◆ **Required task**:
Scan the data below for the string "losses". Show every line where it turns up.

◆ **Entries taken from a collection**:
# # # #

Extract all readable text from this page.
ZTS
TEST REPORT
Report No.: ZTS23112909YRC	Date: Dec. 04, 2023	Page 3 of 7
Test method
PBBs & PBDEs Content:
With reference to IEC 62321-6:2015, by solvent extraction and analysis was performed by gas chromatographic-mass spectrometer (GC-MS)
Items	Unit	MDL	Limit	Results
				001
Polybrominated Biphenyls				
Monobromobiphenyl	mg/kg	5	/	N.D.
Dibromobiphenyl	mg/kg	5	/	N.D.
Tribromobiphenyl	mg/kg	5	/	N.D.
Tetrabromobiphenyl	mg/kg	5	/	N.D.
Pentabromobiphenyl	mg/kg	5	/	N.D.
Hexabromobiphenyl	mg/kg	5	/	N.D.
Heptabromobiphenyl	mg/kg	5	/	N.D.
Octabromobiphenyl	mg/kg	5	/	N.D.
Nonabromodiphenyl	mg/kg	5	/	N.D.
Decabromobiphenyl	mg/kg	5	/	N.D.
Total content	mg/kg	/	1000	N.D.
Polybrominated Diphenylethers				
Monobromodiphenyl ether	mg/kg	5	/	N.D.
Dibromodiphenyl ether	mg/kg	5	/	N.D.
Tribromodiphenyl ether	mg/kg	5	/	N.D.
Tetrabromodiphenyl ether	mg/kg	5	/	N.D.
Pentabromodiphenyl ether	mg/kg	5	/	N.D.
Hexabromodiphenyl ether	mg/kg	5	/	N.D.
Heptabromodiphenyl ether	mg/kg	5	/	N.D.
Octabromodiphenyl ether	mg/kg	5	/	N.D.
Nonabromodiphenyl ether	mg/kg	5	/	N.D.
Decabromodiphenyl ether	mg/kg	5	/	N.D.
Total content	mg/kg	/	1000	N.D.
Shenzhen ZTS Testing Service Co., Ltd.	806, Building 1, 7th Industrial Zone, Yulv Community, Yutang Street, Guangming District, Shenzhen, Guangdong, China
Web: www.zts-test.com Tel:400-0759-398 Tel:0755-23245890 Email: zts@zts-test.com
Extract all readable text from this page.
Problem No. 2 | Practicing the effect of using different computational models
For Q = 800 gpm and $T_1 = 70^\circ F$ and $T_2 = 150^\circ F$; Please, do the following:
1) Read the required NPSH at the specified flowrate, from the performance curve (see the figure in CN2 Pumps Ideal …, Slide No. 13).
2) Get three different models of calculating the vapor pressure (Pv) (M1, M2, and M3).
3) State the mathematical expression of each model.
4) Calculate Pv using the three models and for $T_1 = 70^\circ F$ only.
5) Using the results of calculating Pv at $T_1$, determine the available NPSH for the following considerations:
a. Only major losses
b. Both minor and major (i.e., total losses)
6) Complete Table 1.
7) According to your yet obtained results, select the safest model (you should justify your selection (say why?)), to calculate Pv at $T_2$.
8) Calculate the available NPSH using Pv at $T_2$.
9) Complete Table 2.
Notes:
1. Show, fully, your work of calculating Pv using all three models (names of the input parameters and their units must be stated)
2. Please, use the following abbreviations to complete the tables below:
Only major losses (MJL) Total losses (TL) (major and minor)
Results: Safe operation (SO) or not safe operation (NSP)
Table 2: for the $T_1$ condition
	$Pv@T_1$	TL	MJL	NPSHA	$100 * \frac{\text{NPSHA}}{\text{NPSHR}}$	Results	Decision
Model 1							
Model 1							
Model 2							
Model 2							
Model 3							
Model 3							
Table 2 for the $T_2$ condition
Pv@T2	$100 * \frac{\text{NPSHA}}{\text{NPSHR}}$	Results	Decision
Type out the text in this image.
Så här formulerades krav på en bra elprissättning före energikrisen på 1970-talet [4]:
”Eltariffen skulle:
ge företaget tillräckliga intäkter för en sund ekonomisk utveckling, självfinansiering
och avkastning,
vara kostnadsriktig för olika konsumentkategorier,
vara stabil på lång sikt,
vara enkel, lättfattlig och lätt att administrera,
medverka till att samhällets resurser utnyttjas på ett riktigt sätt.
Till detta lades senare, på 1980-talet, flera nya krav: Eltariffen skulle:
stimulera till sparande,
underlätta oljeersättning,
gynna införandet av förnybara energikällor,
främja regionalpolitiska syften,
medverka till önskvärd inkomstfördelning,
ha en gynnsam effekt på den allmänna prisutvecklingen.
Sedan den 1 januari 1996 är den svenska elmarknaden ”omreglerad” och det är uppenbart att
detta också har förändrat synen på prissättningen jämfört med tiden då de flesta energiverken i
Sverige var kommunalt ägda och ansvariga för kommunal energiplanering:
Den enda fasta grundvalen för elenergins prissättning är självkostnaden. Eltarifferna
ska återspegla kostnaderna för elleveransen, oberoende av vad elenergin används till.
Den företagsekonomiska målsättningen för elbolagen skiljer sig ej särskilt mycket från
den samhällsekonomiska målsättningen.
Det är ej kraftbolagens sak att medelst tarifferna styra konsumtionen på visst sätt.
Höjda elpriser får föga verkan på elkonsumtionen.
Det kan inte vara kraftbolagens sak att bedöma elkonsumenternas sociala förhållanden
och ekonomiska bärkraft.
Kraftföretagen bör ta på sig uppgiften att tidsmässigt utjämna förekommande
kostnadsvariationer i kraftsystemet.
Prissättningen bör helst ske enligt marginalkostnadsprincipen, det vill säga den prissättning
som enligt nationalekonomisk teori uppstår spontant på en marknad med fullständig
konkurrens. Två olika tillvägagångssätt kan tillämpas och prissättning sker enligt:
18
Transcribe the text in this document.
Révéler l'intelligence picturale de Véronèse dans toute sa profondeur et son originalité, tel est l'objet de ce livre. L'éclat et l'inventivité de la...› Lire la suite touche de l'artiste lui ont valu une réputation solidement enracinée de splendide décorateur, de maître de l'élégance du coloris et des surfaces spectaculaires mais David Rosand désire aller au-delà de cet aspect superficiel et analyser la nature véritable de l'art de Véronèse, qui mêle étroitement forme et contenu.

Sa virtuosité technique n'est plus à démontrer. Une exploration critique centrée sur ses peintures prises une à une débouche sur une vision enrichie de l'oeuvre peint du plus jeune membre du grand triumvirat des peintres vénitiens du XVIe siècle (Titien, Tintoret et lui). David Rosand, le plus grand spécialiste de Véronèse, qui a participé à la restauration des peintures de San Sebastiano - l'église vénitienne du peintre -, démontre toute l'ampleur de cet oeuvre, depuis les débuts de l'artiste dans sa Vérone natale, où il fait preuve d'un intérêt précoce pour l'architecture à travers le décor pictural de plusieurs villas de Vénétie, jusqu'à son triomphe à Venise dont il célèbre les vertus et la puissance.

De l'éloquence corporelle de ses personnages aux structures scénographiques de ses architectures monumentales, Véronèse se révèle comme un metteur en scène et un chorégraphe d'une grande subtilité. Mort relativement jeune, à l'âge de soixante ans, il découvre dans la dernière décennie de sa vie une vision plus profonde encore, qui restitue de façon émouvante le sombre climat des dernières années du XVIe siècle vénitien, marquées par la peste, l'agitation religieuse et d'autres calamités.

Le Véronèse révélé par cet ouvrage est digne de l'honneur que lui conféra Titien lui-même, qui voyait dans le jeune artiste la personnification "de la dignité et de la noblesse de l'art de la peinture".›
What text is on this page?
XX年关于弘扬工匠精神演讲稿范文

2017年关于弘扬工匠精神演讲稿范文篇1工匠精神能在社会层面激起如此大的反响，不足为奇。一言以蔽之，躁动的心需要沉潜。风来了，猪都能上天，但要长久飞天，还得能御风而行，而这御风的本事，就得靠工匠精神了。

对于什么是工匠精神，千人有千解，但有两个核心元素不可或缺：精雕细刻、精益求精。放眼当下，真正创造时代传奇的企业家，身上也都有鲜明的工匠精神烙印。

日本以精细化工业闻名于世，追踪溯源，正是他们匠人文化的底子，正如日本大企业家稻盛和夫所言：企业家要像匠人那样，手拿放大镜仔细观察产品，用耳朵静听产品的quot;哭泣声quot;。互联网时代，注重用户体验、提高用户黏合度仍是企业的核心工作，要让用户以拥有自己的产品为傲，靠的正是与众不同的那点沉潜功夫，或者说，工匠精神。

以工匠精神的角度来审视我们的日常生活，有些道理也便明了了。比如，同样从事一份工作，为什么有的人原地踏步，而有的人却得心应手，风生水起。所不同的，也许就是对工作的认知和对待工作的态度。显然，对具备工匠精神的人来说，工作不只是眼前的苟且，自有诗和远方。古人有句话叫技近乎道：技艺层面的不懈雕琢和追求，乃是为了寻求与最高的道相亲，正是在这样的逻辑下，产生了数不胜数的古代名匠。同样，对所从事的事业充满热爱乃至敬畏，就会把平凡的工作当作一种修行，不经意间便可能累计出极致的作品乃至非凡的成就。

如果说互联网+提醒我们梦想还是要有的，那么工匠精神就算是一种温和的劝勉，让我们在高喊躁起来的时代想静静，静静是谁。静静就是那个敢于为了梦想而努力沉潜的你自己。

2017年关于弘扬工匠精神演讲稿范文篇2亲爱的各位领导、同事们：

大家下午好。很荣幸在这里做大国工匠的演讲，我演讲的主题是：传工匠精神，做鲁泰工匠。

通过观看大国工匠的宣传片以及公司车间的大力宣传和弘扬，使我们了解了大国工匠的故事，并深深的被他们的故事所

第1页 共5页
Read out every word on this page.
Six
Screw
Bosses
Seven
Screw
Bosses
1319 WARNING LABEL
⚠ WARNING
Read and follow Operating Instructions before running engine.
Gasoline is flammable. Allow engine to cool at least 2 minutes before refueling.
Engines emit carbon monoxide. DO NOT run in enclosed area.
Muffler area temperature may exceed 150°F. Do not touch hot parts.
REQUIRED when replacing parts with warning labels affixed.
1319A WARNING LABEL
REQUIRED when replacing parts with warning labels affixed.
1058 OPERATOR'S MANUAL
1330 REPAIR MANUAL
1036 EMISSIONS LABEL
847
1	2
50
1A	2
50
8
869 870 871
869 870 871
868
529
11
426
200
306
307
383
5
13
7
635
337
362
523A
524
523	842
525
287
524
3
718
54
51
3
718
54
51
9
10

# # # #

◆ **Result for this task**:
a. Only major losses
b. Both minor and major (i.e., total losses)
Only major losses (MJL) Total losses (TL) (major and minor)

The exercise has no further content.